§ EXERCISE: Copy out the listing that follows exactly, dropping every picture.

§ ITEMS:
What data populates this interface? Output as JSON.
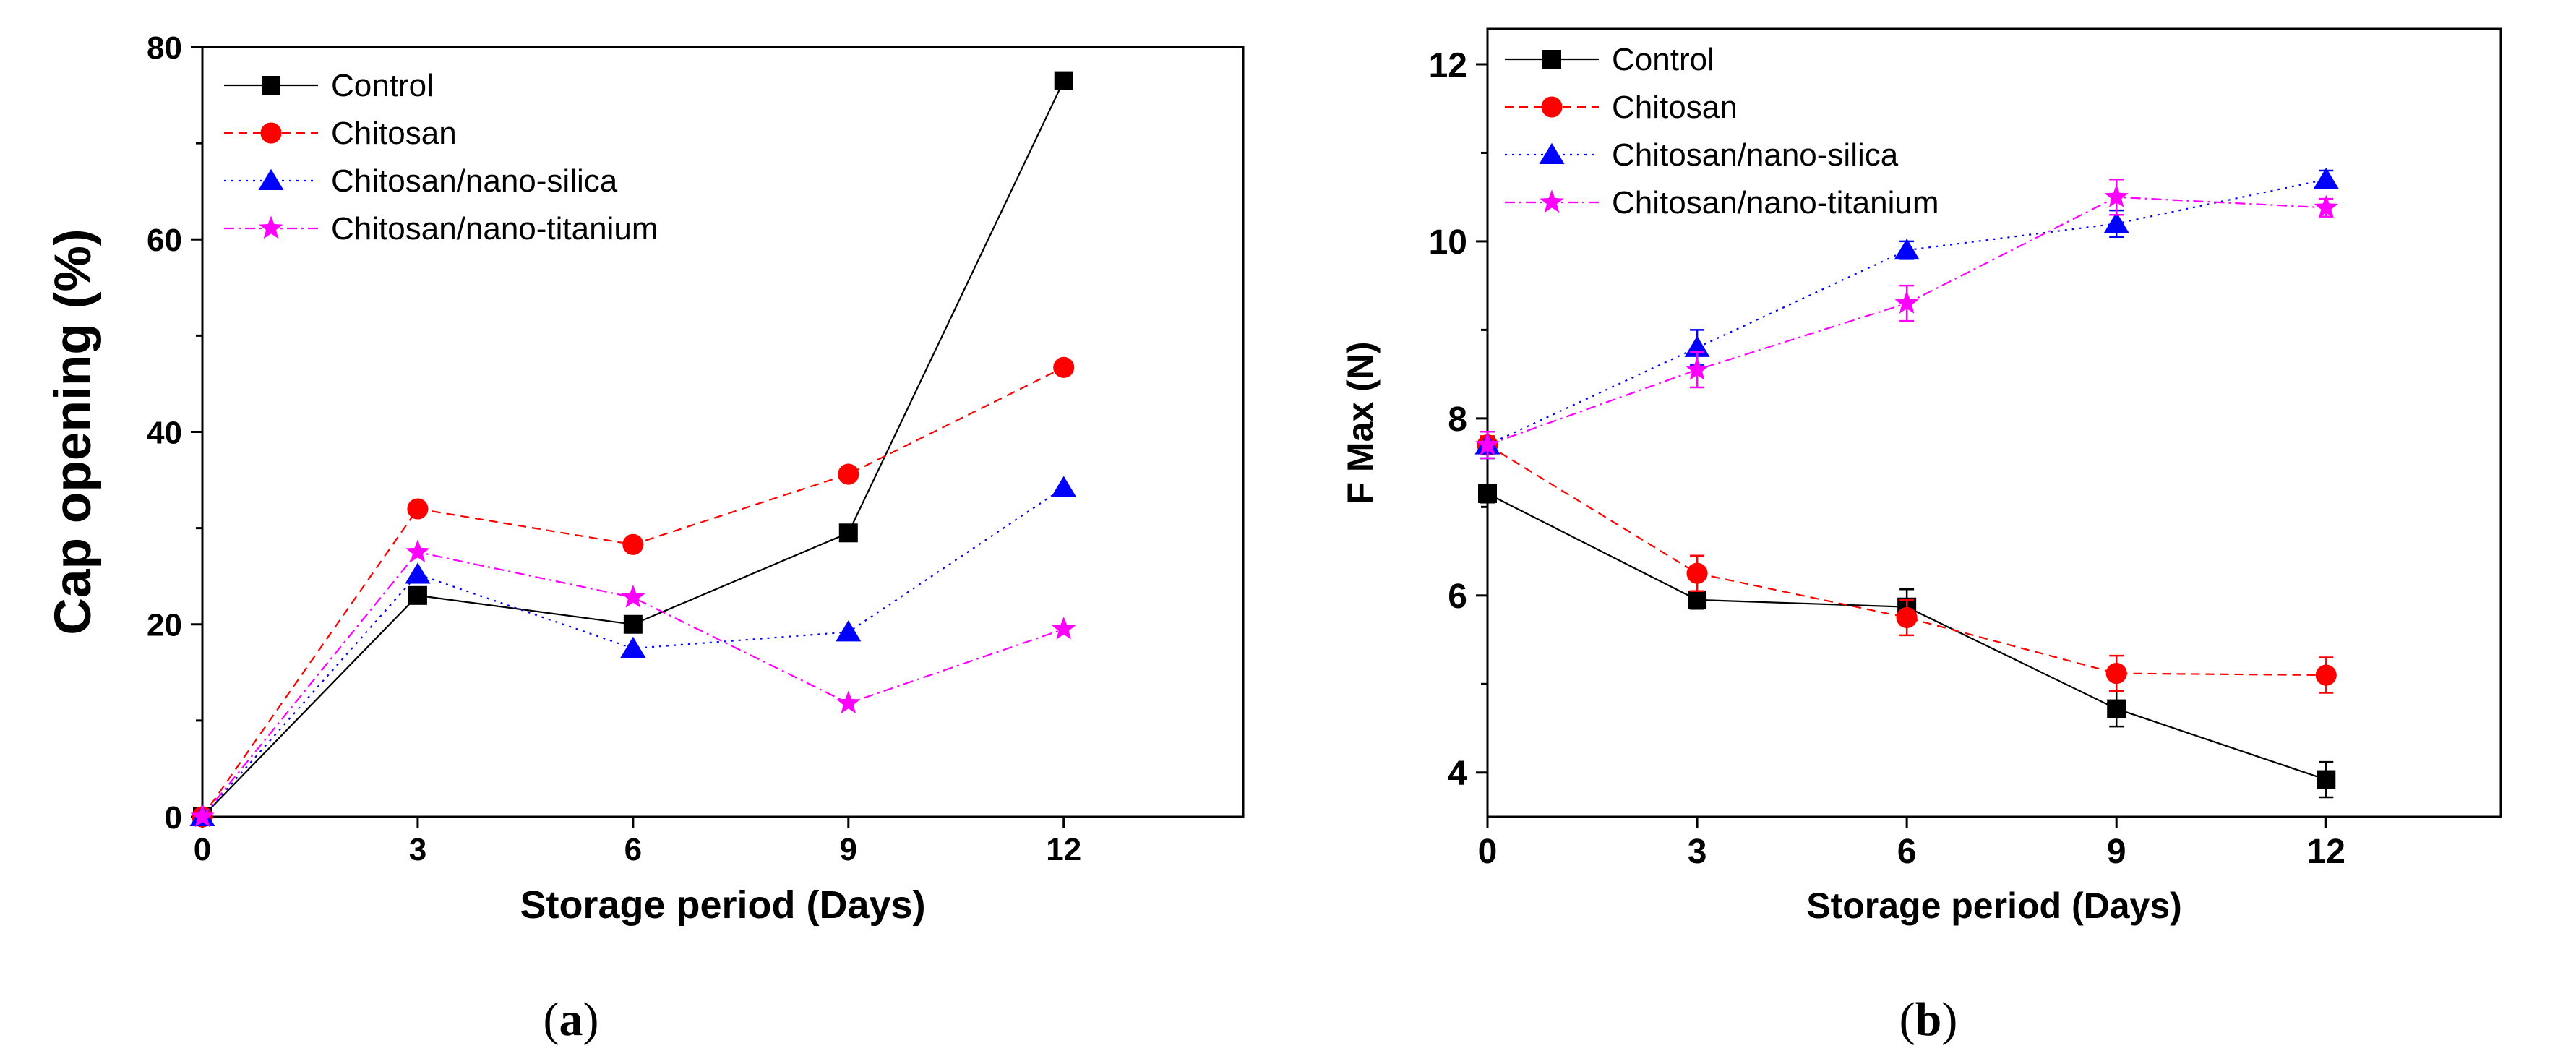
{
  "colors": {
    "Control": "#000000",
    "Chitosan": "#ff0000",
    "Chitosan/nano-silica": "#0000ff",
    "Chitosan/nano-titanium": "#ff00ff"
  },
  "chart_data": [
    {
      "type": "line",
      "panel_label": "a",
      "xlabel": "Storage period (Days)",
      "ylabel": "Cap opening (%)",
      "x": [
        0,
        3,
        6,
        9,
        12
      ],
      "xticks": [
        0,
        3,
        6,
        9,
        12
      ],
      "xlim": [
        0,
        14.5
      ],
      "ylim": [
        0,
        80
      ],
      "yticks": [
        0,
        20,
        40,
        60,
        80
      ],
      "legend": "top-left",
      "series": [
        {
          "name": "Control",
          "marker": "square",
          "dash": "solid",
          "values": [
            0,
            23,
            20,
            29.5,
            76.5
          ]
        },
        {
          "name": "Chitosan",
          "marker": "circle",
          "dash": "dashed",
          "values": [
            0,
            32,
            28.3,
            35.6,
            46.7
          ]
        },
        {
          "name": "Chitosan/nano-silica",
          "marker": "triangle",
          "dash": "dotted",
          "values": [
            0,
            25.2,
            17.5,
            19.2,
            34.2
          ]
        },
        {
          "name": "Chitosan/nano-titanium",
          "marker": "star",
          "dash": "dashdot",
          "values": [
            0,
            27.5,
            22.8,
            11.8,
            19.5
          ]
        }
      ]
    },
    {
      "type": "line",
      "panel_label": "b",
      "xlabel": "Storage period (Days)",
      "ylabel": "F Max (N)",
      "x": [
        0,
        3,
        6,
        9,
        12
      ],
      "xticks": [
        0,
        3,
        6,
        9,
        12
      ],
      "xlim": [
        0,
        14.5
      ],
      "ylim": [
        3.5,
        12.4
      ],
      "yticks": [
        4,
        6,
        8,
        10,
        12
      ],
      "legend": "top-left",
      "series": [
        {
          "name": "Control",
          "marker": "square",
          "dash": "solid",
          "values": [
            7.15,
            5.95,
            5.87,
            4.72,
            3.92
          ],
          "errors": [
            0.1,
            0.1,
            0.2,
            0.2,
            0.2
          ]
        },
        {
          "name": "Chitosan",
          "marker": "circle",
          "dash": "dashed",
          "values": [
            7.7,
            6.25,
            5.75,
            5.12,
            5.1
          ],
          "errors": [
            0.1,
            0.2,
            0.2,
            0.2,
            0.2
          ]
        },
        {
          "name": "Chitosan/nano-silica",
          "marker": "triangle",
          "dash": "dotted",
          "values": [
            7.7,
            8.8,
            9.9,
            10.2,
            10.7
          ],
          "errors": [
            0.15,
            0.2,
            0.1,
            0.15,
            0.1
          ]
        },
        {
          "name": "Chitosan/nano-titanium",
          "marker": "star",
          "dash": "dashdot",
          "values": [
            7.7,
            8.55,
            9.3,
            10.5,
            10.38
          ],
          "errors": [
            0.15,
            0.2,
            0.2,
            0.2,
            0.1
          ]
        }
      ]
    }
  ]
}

§ EXERCISE RESPONSE:
What data populates this interface? Output as JSON.
{
  "colors": {
    "Control": "#000000",
    "Chitosan": "#ff0000",
    "Chitosan/nano-silica": "#0000ff",
    "Chitosan/nano-titanium": "#ff00ff"
  },
  "chart_data": [
    {
      "type": "line",
      "panel_label": "a",
      "xlabel": "Storage period (Days)",
      "ylabel": "Cap opening (%)",
      "x": [
        0,
        3,
        6,
        9,
        12
      ],
      "xticks": [
        0,
        3,
        6,
        9,
        12
      ],
      "xlim": [
        0,
        14.5
      ],
      "ylim": [
        0,
        80
      ],
      "yticks": [
        0,
        20,
        40,
        60,
        80
      ],
      "legend": "top-left",
      "series": [
        {
          "name": "Control",
          "marker": "square",
          "dash": "solid",
          "values": [
            0,
            23,
            20,
            29.5,
            76.5
          ]
        },
        {
          "name": "Chitosan",
          "marker": "circle",
          "dash": "dashed",
          "values": [
            0,
            32,
            28.3,
            35.6,
            46.7
          ]
        },
        {
          "name": "Chitosan/nano-silica",
          "marker": "triangle",
          "dash": "dotted",
          "values": [
            0,
            25.2,
            17.5,
            19.2,
            34.2
          ]
        },
        {
          "name": "Chitosan/nano-titanium",
          "marker": "star",
          "dash": "dashdot",
          "values": [
            0,
            27.5,
            22.8,
            11.8,
            19.5
          ]
        }
      ]
    },
    {
      "type": "line",
      "panel_label": "b",
      "xlabel": "Storage period (Days)",
      "ylabel": "F Max (N)",
      "x": [
        0,
        3,
        6,
        9,
        12
      ],
      "xticks": [
        0,
        3,
        6,
        9,
        12
      ],
      "xlim": [
        0,
        14.5
      ],
      "ylim": [
        3.5,
        12.4
      ],
      "yticks": [
        4,
        6,
        8,
        10,
        12
      ],
      "legend": "top-left",
      "series": [
        {
          "name": "Control",
          "marker": "square",
          "dash": "solid",
          "values": [
            7.15,
            5.95,
            5.87,
            4.72,
            3.92
          ],
          "errors": [
            0.1,
            0.1,
            0.2,
            0.2,
            0.2
          ]
        },
        {
          "name": "Chitosan",
          "marker": "circle",
          "dash": "dashed",
          "values": [
            7.7,
            6.25,
            5.75,
            5.12,
            5.1
          ],
          "errors": [
            0.1,
            0.2,
            0.2,
            0.2,
            0.2
          ]
        },
        {
          "name": "Chitosan/nano-silica",
          "marker": "triangle",
          "dash": "dotted",
          "values": [
            7.7,
            8.8,
            9.9,
            10.2,
            10.7
          ],
          "errors": [
            0.15,
            0.2,
            0.1,
            0.15,
            0.1
          ]
        },
        {
          "name": "Chitosan/nano-titanium",
          "marker": "star",
          "dash": "dashdot",
          "values": [
            7.7,
            8.55,
            9.3,
            10.5,
            10.38
          ],
          "errors": [
            0.15,
            0.2,
            0.2,
            0.2,
            0.1
          ]
        }
      ]
    }
  ]
}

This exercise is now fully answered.